Stored data:
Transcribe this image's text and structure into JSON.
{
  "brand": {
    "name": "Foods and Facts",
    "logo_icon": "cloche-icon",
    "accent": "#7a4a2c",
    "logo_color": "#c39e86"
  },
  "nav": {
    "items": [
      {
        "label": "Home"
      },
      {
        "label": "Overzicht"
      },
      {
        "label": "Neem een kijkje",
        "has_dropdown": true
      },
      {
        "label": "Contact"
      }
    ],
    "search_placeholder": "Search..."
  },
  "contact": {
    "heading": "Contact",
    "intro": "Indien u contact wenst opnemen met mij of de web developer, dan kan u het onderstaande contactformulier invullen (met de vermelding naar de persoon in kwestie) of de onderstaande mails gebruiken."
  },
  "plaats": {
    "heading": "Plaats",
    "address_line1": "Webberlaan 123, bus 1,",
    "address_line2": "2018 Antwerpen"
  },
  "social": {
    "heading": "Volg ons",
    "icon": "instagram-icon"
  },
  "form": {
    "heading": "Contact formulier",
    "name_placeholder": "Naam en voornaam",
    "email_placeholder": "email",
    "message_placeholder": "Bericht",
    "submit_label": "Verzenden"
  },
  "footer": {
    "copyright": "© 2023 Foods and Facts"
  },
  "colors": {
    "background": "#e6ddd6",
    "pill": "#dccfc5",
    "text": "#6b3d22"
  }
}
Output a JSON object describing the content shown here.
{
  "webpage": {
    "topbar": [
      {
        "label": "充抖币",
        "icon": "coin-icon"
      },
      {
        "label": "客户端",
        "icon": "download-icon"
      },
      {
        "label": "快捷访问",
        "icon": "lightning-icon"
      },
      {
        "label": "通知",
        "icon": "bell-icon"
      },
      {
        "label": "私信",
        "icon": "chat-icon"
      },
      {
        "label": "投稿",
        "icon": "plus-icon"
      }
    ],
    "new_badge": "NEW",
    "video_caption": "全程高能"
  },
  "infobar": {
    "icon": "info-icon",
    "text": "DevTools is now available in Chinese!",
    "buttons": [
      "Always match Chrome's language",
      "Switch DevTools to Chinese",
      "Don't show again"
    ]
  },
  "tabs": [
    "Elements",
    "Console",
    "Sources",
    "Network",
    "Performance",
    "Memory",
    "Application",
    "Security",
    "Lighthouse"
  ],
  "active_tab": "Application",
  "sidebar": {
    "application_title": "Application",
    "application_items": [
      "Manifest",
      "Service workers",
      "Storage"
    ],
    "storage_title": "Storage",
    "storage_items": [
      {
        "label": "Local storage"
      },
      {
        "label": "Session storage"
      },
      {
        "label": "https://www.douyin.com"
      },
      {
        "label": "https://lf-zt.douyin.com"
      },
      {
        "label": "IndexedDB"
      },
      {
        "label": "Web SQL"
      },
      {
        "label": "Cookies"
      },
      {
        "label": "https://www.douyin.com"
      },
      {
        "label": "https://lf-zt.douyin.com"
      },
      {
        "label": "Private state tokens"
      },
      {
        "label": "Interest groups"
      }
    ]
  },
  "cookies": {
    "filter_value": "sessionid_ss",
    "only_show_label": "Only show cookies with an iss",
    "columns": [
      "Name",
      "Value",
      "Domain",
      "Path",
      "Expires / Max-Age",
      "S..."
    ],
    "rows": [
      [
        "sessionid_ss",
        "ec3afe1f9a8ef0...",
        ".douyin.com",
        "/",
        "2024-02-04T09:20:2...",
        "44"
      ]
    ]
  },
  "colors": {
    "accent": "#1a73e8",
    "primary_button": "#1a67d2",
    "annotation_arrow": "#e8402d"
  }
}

WRITTEN EXERCISE:
Across the records, how many lines contain "heading"? Only the number should be given.

COMPLETED TASK:
4